▶ Problem details
Find and copy each line of the records where the string "могла" shows up.

▶ Excerpted records
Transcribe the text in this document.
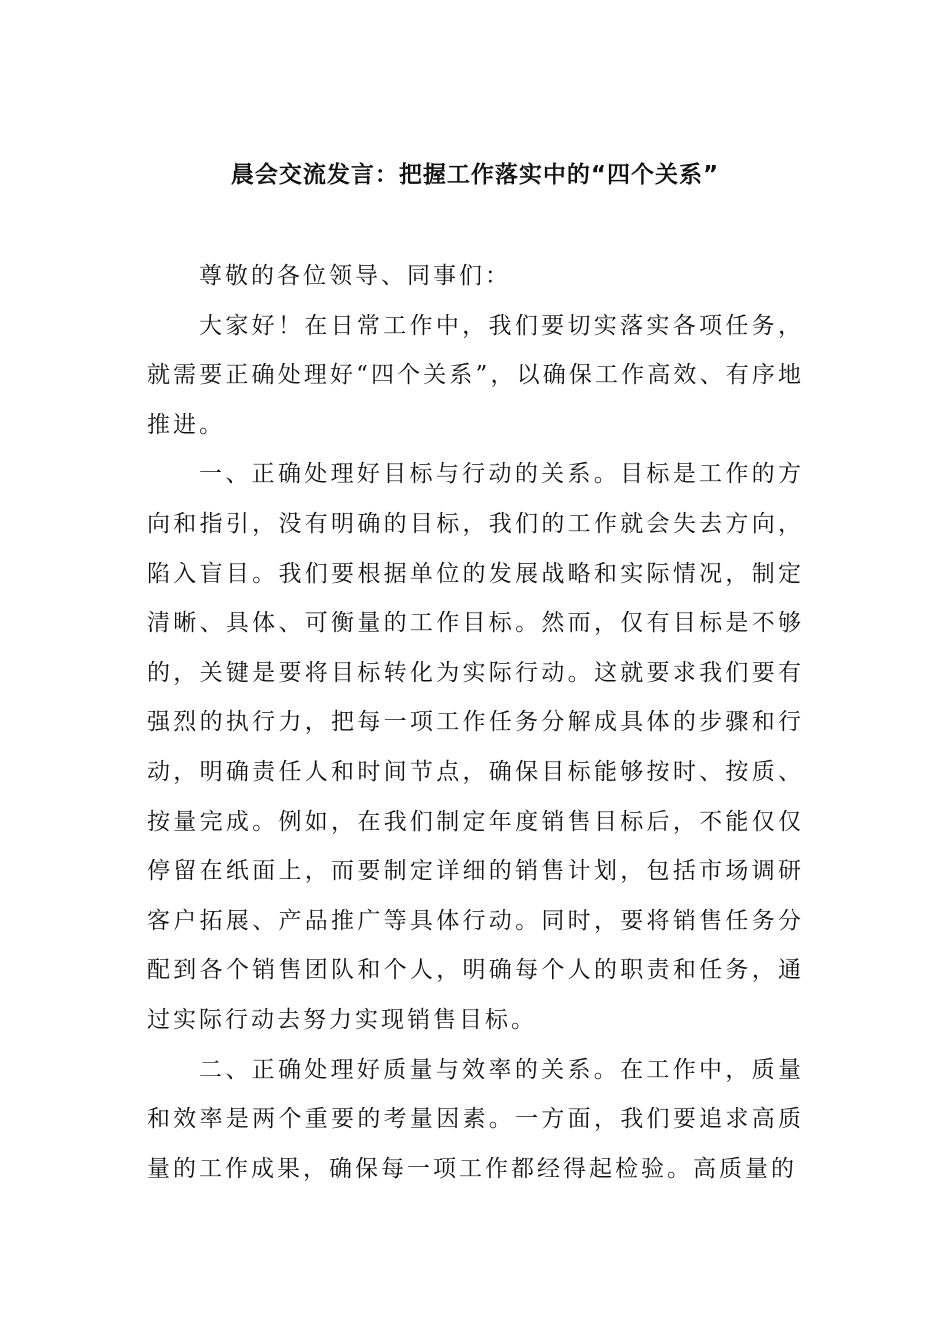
晨会交流发言：把握工作落实中的“四个关系”

尊敬的各位领导、同事们：

大家好！在日常工作中，我们要切实落实各项任务，就需要正确处理好“四个关系”，以确保工作高效、有序地推进。

一、正确处理好目标与行动的关系。目标是工作的方向和指引，没有明确的目标，我们的工作就会失去方向，陷入盲目。我们要根据单位的发展战略和实际情况，制定清晰、具体、可衡量的工作目标。然而，仅有目标是不够的，关键是要将目标转化为实际行动。这就要求我们要有强烈的执行力，把每一项工作任务分解成具体的步骤和行动，明确责任人和时间节点，确保目标能够按时、按质、按量完成。例如，在我们制定年度销售目标后，不能仅仅停留在纸面上，而要制定详细的销售计划，包括市场调研客户拓展、产品推广等具体行动。同时，要将销售任务分配到各个销售团队和个人，明确每个人的职责和任务，通过实际行动去努力实现销售目标。

二、正确处理好质量与效率的关系。在工作中，质量和效率是两个重要的考量因素。一方面，我们要追求高质量的工作成果，确保每一项工作都经得起检验。高质量的
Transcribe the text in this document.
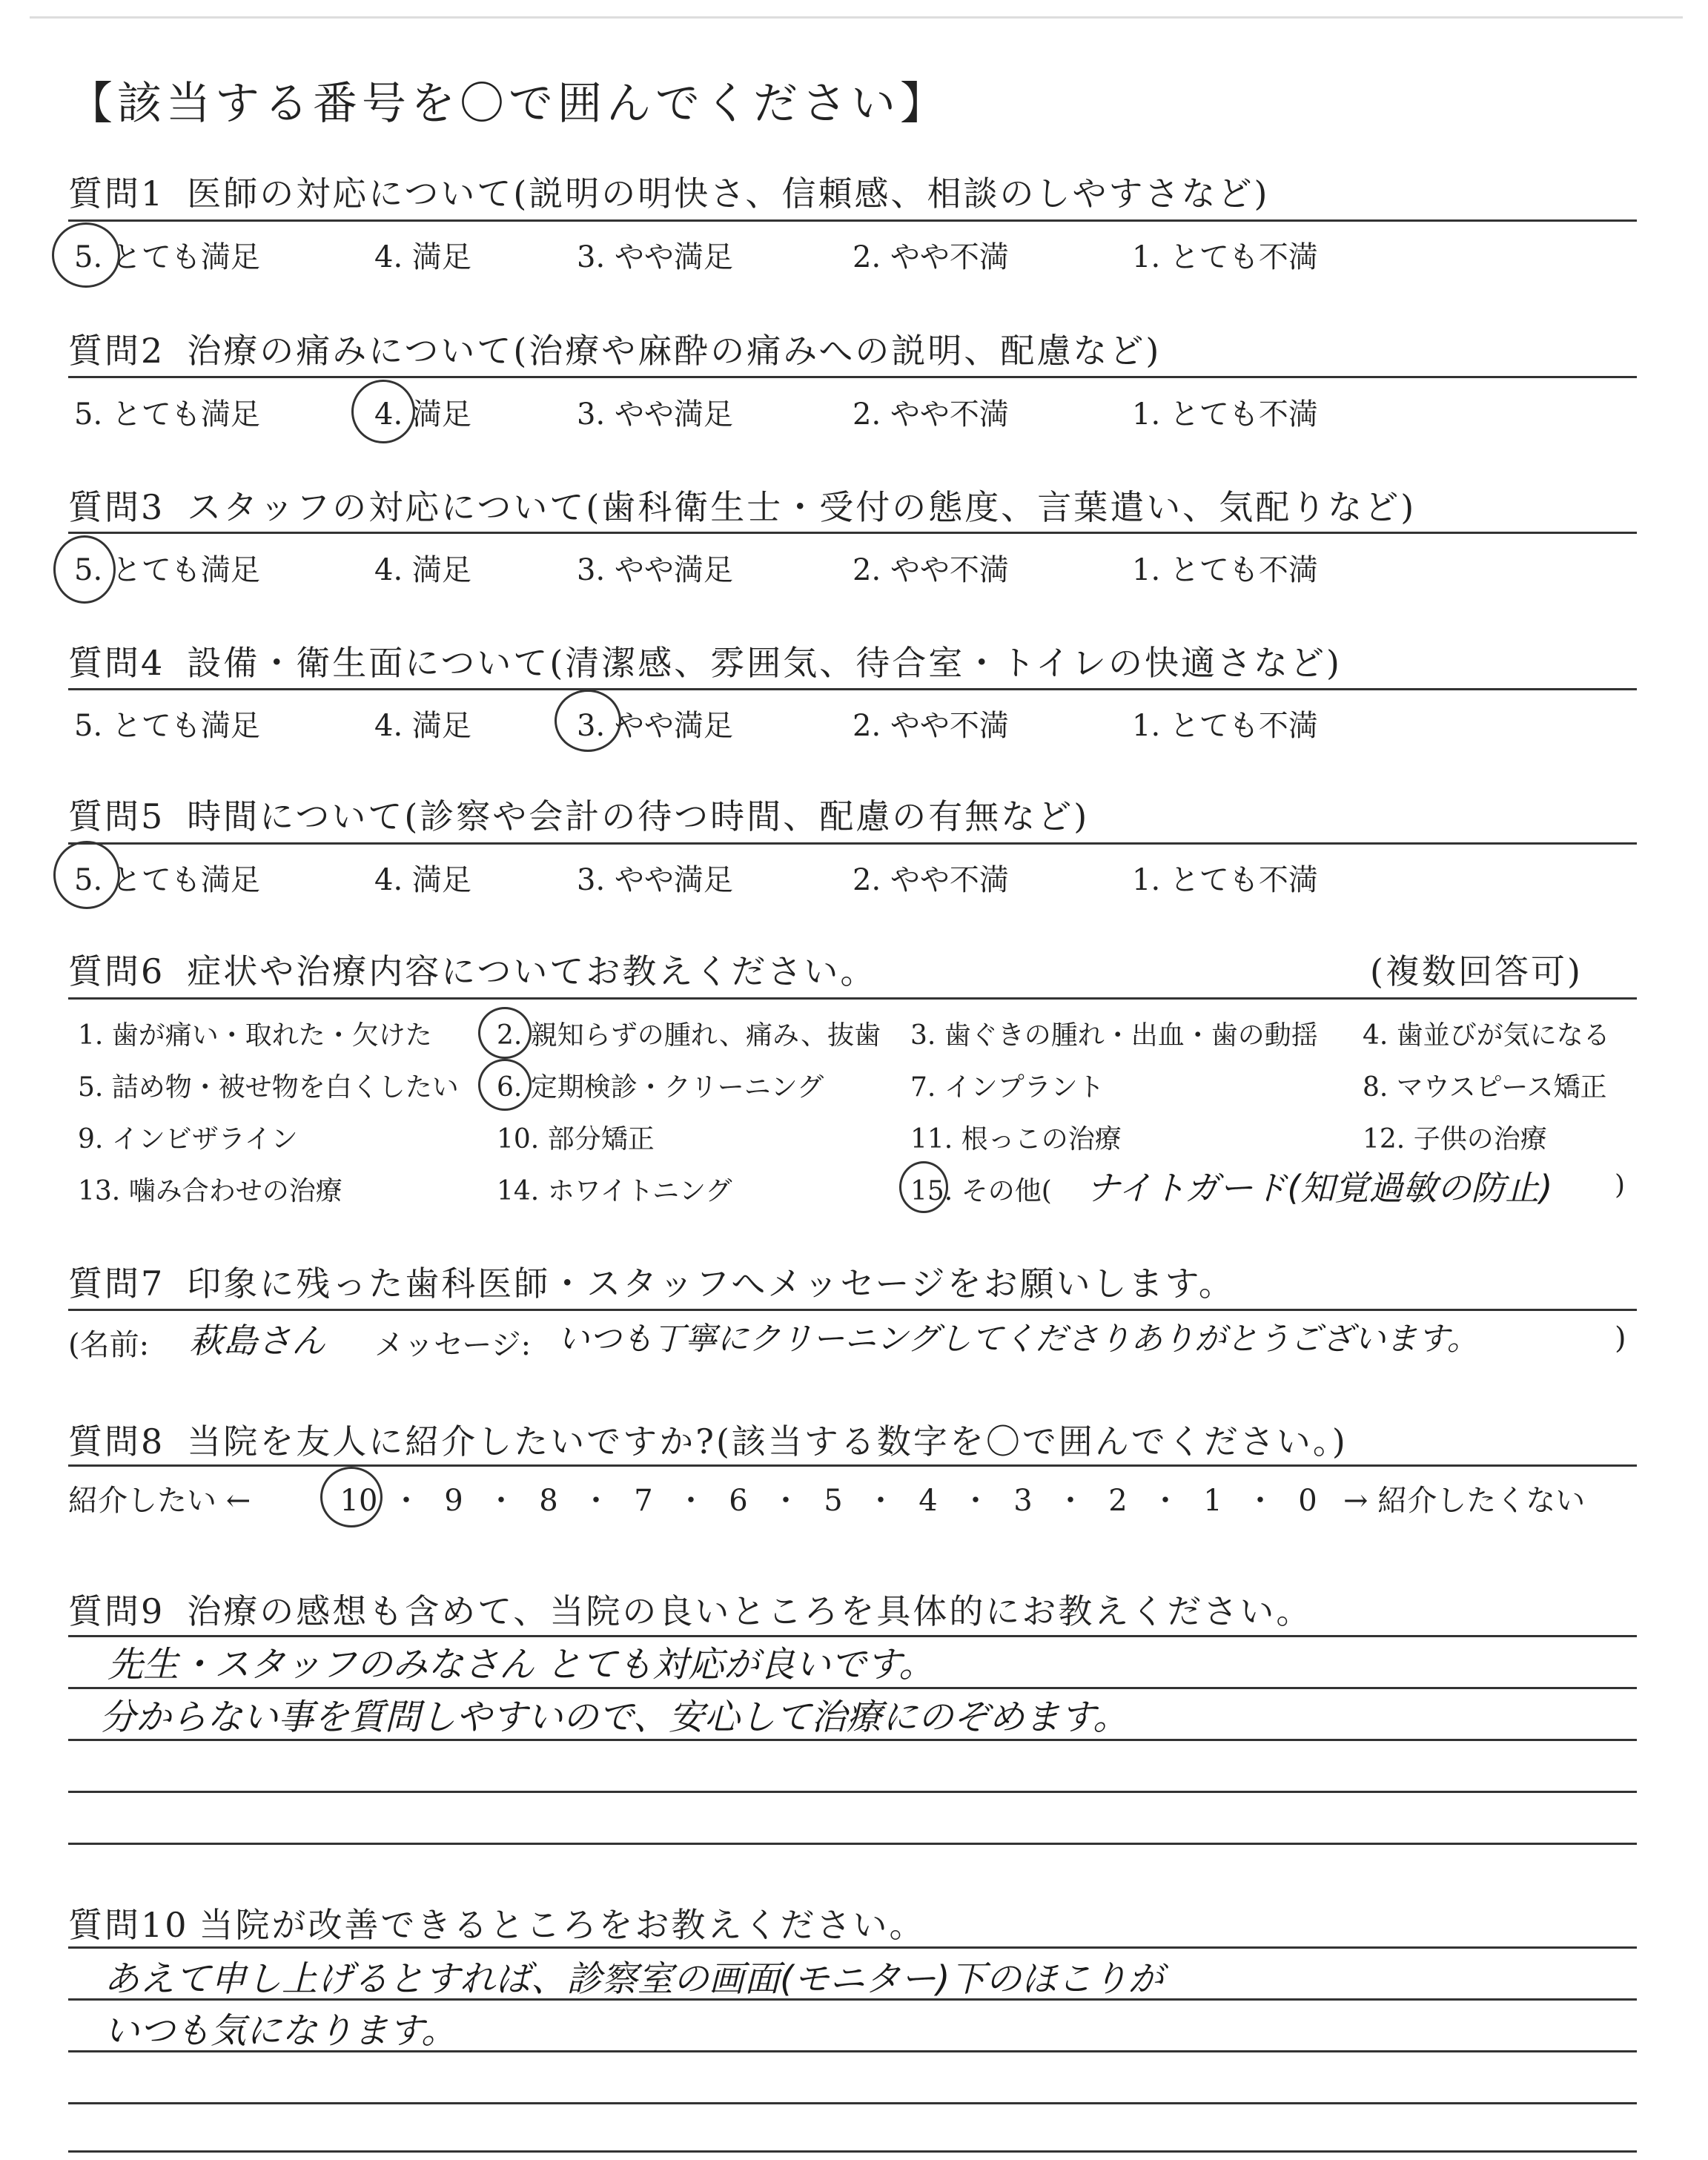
【該当する番号を〇で囲んでください】
質問1 医師の対応について(説明の明快さ、信頼感、相談のしやすさなど)
5. とても満足	4. 満足	3. やや満足	2. やや不満	1. とても不満
質問2 治療の痛みについて(治療や麻酔の痛みへの説明、配慮など)
5. とても満足	4. 満足	3. やや満足	2. やや不満	1. とても不満
質問3 スタッフの対応について(歯科衛生士・受付の態度、言葉遣い、気配りなど)
5. とても満足	4. 満足	3. やや満足	2. やや不満	1. とても不満
質問4 設備・衛生面について(清潔感、雰囲気、待合室・トイレの快適さなど)
5. とても満足	4. 満足	3. やや満足	2. やや不満	1. とても不満
質問5 時間について(診察や会計の待つ時間、配慮の有無など)
5. とても満足	4. 満足	3. やや満足	2. やや不満	1. とても不満
質問6 症状や治療内容についてお教えください。	(複数回答可)
1. 歯が痛い・取れた・欠けた 2. 親知らずの腫れ、痛み、抜歯 3. 歯ぐきの腫れ・出血・歯の動揺 4. 歯並びが気になる
5. 詰め物・被せ物を白くしたい 6. 定期検診・クリーニング	7. インプラント	8. マウスピース矯正
9. インビザライン	10. 部分矯正	11. 根っこの治療	12. 子供の治療
13. 噛み合わせの治療	14. ホワイトニング	15. その他( ナイトガード(知覚過敏の防止) )
質問7 印象に残った歯科医師・スタッフへメッセージをお願いします。
(名前: 萩島さん メッセージ: いつも丁寧にクリーニングしてくださりありがとうございます。	)
質問8 当院を友人に紹介したいですか?(該当する数字を〇で囲んでください。)
紹介したい ←	10 ・ 9 ・ 8 ・ 7 ・ 6 ・ 5 ・ 4 ・ 3 ・ 2 ・ 1 ・ 0 → 紹介したくない
質問9 治療の感想も含めて、当院の良いところを具体的にお教えください。
先生・スタッフのみなさん とても対応が良いです。
分からない事を質問しやすいので、安心して治療にのぞめます。
質問10 当院が改善できるところをお教えください。
あえて申し上げるとすれば、診察室の画面(モニター)下のほこりが
いつも気になります。
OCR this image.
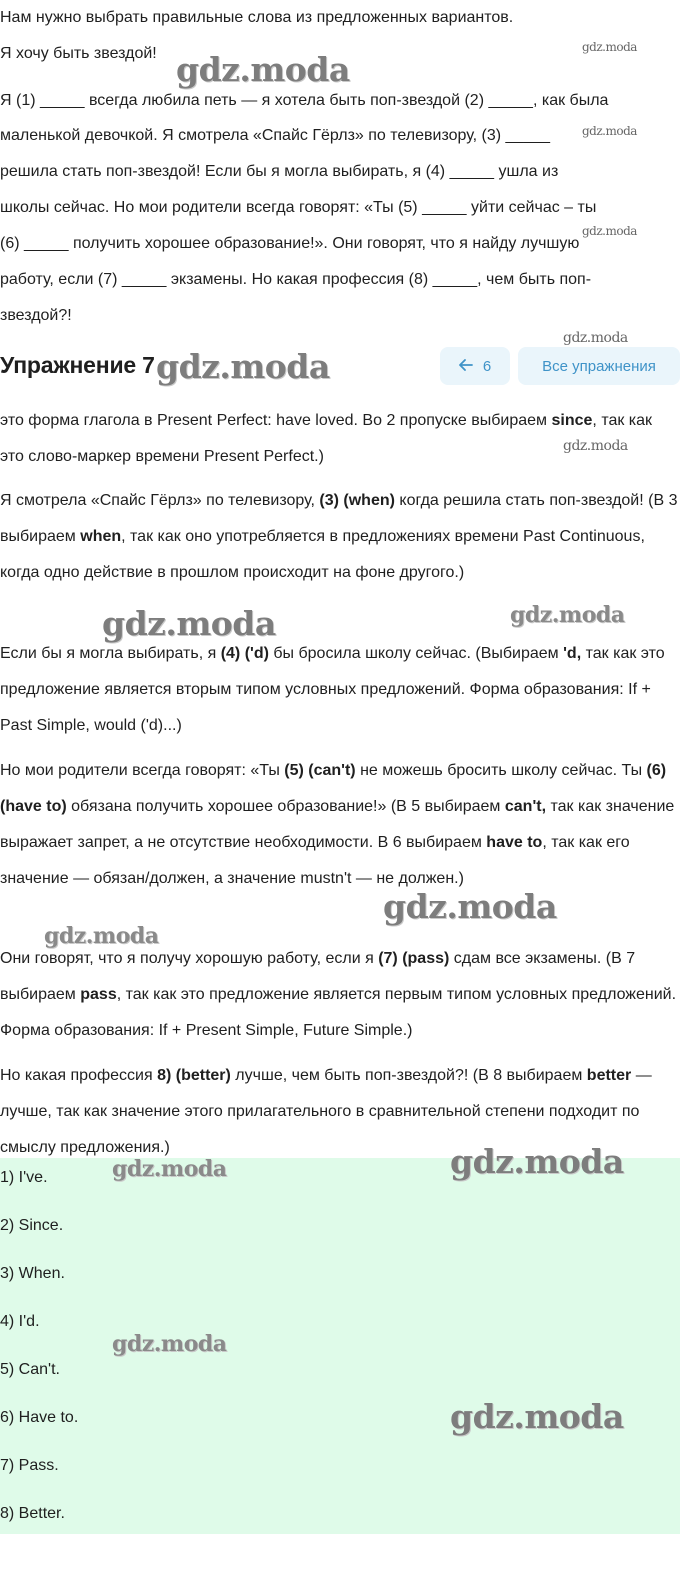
Нам нужно выбрать правильные слова из предложенных вариантов.

Я хочу быть звездой!

Я (1) _____ всегда любила петь — я хотела быть поп-звездой (2) _____, как была

маленькой девочкой. Я смотрела «Спайс Гёрлз» по телевизору, (3) _____

решила стать поп-звездой! Если бы я могла выбирать, я (4) _____ ушла из

школы сейчас. Но мои родители всегда говорят: «Ты (5) _____ уйти сейчас – ты

(6) _____ получить хорошее образование!». Они говорят, что я найду лучшую

работу, если (7) _____ экзамены. Но какая профессия (8) _____, чем быть поп-

звездой?!

Упражнение 7	6	Все упражнения

это форма глагола в Present Perfect: have loved. Во 2 пропуске выбираем since, так как это слово-маркер времени Present Perfect.)

Я смотрела «Спайс Гёрлз» по телевизору, (3) (when) когда решила стать поп-звездой! (В 3 выбираем when, так как оно употребляется в предложениях времени Past Continuous, когда одно действие в прошлом происходит на фоне другого.)

Если бы я могла выбирать, я (4) ('d) бы бросила школу сейчас. (Выбираем 'd, так как это предложение является вторым типом условных предложений. Форма образования: If + Past Simple, would ('d)...)

Но мои родители всегда говорят: «Ты (5) (can't) не можешь бросить школу сейчас. Ты (6) (have to) обязана получить хорошее образование!» (В 5 выбираем can't, так как значение выражает запрет, а не отсутствие необходимости. В 6 выбираем have to, так как его значение — обязан/должен, а значение mustn't — не должен.)

Они говорят, что я получу хорошую работу, если я (7) (pass) сдам все экзамены. (В 7 выбираем pass, так как это предложение является первым типом условных предложений. Форма образования: If + Present Simple, Future Simple.)

Но какая профессия 8) (better) лучше, чем быть поп-звездой?! (В 8 выбираем better — лучше, так как значение этого прилагательного в сравнительной степени подходит по смыслу предложения.)

1) I've.

2) Since.

3) When.

4) I'd.

5) Can't.

6) Have to.

7) Pass.

8) Better.

gdz.moda
gdz.moda
gdz.moda
gdz.moda
gdz.moda
gdz.moda
gdz.moda
gdz.moda	gdz.moda
gdz.moda
gdz.moda
gdz.moda
gdz.moda
gdz.moda
gdz.moda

▶ Task response
решила стать поп-звездой! Если бы я могла выбирать, я (4) _____ ушла из
Если бы я могла выбирать, я (4) ('d) бы бросила школу сейчас. (Выбираем 'd, так как это предложение является вторым типом условных предложений. Форма образования: If + Past Simple, would ('d)...)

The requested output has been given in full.